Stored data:
• • • • • • •

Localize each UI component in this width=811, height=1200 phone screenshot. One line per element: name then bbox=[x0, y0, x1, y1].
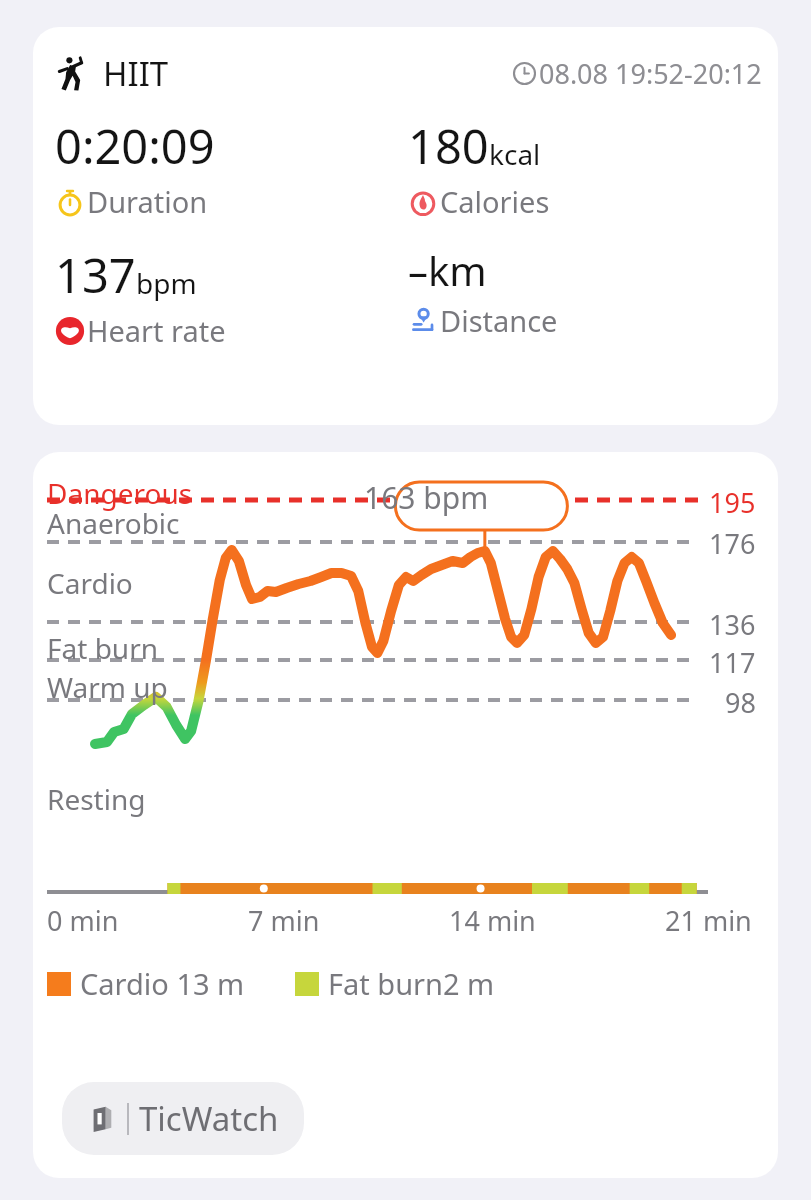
staticText: Cardio bbox=[47, 564, 133, 602]
other: Time bbox=[512, 61, 537, 86]
staticText: kcal bbox=[489, 135, 541, 173]
staticText: Warm up bbox=[47, 668, 168, 706]
other: Workout bbox=[55, 56, 91, 92]
button[interactable]: 0:20:09 bbox=[55, 114, 408, 221]
staticText: 195 bbox=[709, 484, 756, 521]
staticText: 137 bbox=[55, 243, 136, 307]
staticText: Cardio 13 m bbox=[80, 964, 245, 1003]
other: TicWatch device bbox=[87, 1104, 117, 1134]
button[interactable]: 180 bbox=[408, 114, 762, 221]
staticText: 21 min bbox=[665, 902, 752, 939]
staticText: Distance bbox=[440, 301, 558, 340]
staticText: Calories bbox=[440, 182, 550, 221]
staticText: 0 min bbox=[47, 902, 119, 939]
staticText: 180 bbox=[408, 114, 489, 178]
staticText: HIIT bbox=[103, 51, 169, 96]
staticText: 0:20:09 bbox=[55, 114, 215, 178]
staticText: Duration bbox=[87, 182, 208, 221]
staticText: 163 bpm bbox=[364, 477, 489, 518]
staticText: Heart rate bbox=[87, 311, 226, 350]
staticText: –km bbox=[408, 243, 487, 297]
staticText: 14 min bbox=[449, 902, 536, 939]
staticText: 136 bbox=[709, 606, 756, 643]
button[interactable]: TicWatch device bbox=[62, 1082, 304, 1155]
staticText: Anaerobic bbox=[47, 504, 180, 542]
staticText: 08.08 19:52-20:12 bbox=[539, 55, 762, 92]
button[interactable]: 137 bbox=[55, 243, 408, 350]
staticText: Dangerous bbox=[47, 474, 193, 512]
staticText: Resting bbox=[47, 780, 146, 818]
staticText: Fat burn bbox=[47, 629, 159, 667]
staticText: bpm bbox=[136, 264, 197, 302]
staticText: 7 min bbox=[248, 902, 320, 939]
staticText: Fat burn2 m bbox=[328, 964, 495, 1003]
button[interactable]: –km bbox=[408, 243, 762, 340]
staticText: 117 bbox=[709, 644, 756, 681]
staticText: 98 bbox=[725, 684, 756, 721]
staticText: 176 bbox=[709, 525, 756, 562]
staticText: TicWatch bbox=[139, 1096, 279, 1141]
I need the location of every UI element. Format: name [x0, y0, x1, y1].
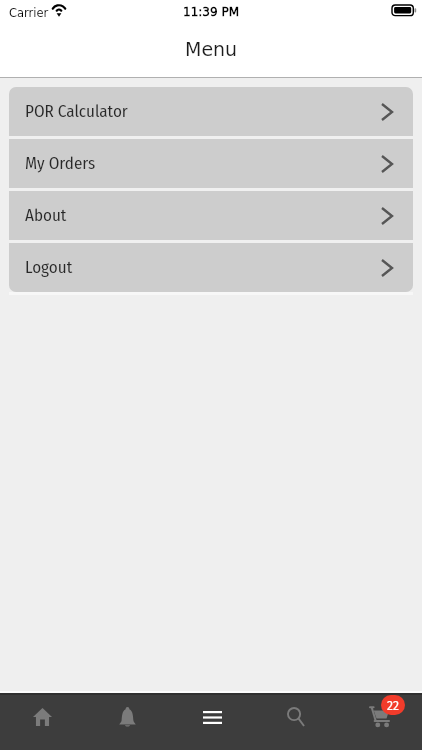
button[interactable]: POR Calculator — [9, 87, 413, 136]
staticText: POR Calculator — [25, 101, 128, 121]
staticText: 22 — [387, 697, 399, 713]
staticText: Logout — [25, 257, 73, 277]
button[interactable]: My Orders — [9, 139, 413, 188]
button[interactable]: Home — [0, 693, 85, 740]
staticText: 11:39 PM — [183, 5, 239, 19]
staticText: Carrier — [9, 6, 49, 19]
staticText: My Orders — [25, 153, 96, 173]
staticText: About — [25, 205, 67, 225]
button[interactable]: Logout — [9, 243, 413, 292]
staticText: Menu — [185, 38, 238, 60]
button[interactable]: Notifications — [85, 693, 170, 740]
button[interactable]: Menu — [170, 693, 254, 740]
button[interactable]: About — [9, 191, 413, 240]
button[interactable]: Cart, 22 items — [338, 693, 422, 740]
button[interactable]: Search — [254, 693, 338, 740]
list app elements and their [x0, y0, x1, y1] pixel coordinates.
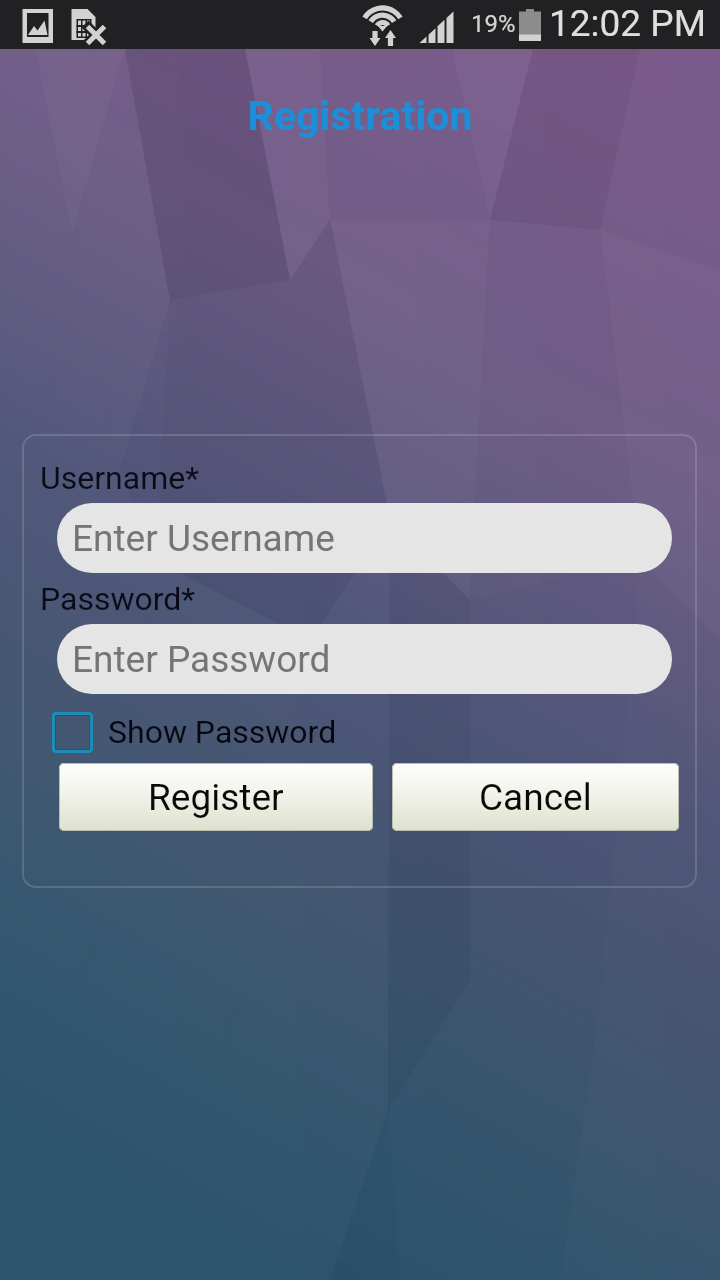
button[interactable]: Register — [59, 763, 373, 831]
staticText: 12:02 PM — [549, 2, 706, 45]
staticText: 19% — [471, 10, 516, 38]
staticText: Enter Password — [72, 638, 331, 681]
button[interactable]: Cancel — [392, 763, 679, 831]
button[interactable]: Enter Password — [57, 624, 672, 694]
staticText: Cancel — [479, 776, 592, 819]
button[interactable]: Enter Username — [57, 503, 672, 573]
staticText: Registration — [0, 92, 720, 140]
staticText: Register — [148, 776, 284, 819]
staticText: Enter Username — [72, 517, 335, 560]
staticText: Show Password — [108, 713, 337, 751]
button[interactable]: Show Password — [52, 709, 337, 755]
staticText: Password* — [40, 580, 196, 618]
staticText: Username* — [40, 459, 199, 497]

• • • • • • •

Quote every line of the stored data above verbatim, omitting the lines that stand for pictures.

Localize each UI component in this width=811, height=1200 phone screenshot. One line per element: name then bbox=[x0, y0, x1, y1].
staticText: Cardio bbox=[47, 564, 133, 602]
other: Time bbox=[512, 61, 537, 86]
staticText: kcal bbox=[489, 135, 541, 173]
staticText: Warm up bbox=[47, 668, 168, 706]
other: Workout bbox=[55, 56, 91, 92]
button[interactable]: 0:20:09 bbox=[55, 114, 408, 221]
staticText: 195 bbox=[709, 484, 756, 521]
staticText: 137 bbox=[55, 243, 136, 307]
staticText: Cardio 13 m bbox=[80, 964, 245, 1003]
other: TicWatch device bbox=[87, 1104, 117, 1134]
button[interactable]: 180 bbox=[408, 114, 762, 221]
staticText: 21 min bbox=[665, 902, 752, 939]
staticText: Distance bbox=[440, 301, 558, 340]
staticText: Calories bbox=[440, 182, 550, 221]
staticText: 0 min bbox=[47, 902, 119, 939]
staticText: 180 bbox=[408, 114, 489, 178]
staticText: HIIT bbox=[103, 51, 169, 96]
staticText: 0:20:09 bbox=[55, 114, 215, 178]
staticText: Duration bbox=[87, 182, 208, 221]
staticText: 163 bpm bbox=[364, 477, 489, 518]
staticText: Heart rate bbox=[87, 311, 226, 350]
staticText: –km bbox=[408, 243, 487, 297]
staticText: 14 min bbox=[449, 902, 536, 939]
staticText: 136 bbox=[709, 606, 756, 643]
button[interactable]: TicWatch device bbox=[62, 1082, 304, 1155]
staticText: Anaerobic bbox=[47, 504, 180, 542]
staticText: 08.08 19:52-20:12 bbox=[539, 55, 762, 92]
button[interactable]: 137 bbox=[55, 243, 408, 350]
staticText: Dangerous bbox=[47, 474, 193, 512]
staticText: Resting bbox=[47, 780, 146, 818]
staticText: Fat burn bbox=[47, 629, 159, 667]
staticText: bpm bbox=[136, 264, 197, 302]
staticText: 7 min bbox=[248, 902, 320, 939]
staticText: Fat burn2 m bbox=[328, 964, 495, 1003]
button[interactable]: –km bbox=[408, 243, 762, 340]
staticText: 117 bbox=[709, 644, 756, 681]
staticText: 98 bbox=[725, 684, 756, 721]
staticText: 176 bbox=[709, 525, 756, 562]
staticText: TicWatch bbox=[139, 1096, 279, 1141]
I need the location of every UI element. Format: name [x0, y0, x1, y1].
button[interactable]: POR Calculator — [9, 87, 413, 136]
staticText: POR Calculator — [25, 101, 128, 121]
staticText: 22 — [387, 697, 399, 713]
staticText: Logout — [25, 257, 73, 277]
button[interactable]: My Orders — [9, 139, 413, 188]
button[interactable]: Home — [0, 693, 85, 740]
staticText: 11:39 PM — [183, 5, 239, 19]
staticText: Carrier — [9, 6, 49, 19]
staticText: My Orders — [25, 153, 96, 173]
staticText: About — [25, 205, 67, 225]
button[interactable]: Logout — [9, 243, 413, 292]
staticText: Menu — [185, 38, 238, 60]
button[interactable]: Notifications — [85, 693, 170, 740]
button[interactable]: Menu — [170, 693, 254, 740]
button[interactable]: About — [9, 191, 413, 240]
button[interactable]: Cart, 22 items — [338, 693, 422, 740]
button[interactable]: Search — [254, 693, 338, 740]
list app elements and their [x0, y0, x1, y1] pixel coordinates.
button[interactable]: Register — [59, 763, 373, 831]
staticText: 12:02 PM — [549, 2, 706, 45]
staticText: 19% — [471, 10, 516, 38]
staticText: Enter Password — [72, 638, 331, 681]
button[interactable]: Cancel — [392, 763, 679, 831]
button[interactable]: Enter Password — [57, 624, 672, 694]
staticText: Cancel — [479, 776, 592, 819]
button[interactable]: Enter Username — [57, 503, 672, 573]
staticText: Registration — [0, 92, 720, 140]
staticText: Register — [148, 776, 284, 819]
staticText: Enter Username — [72, 517, 335, 560]
staticText: Show Password — [108, 713, 337, 751]
button[interactable]: Show Password — [52, 709, 337, 755]
staticText: Password* — [40, 580, 196, 618]
staticText: Username* — [40, 459, 199, 497]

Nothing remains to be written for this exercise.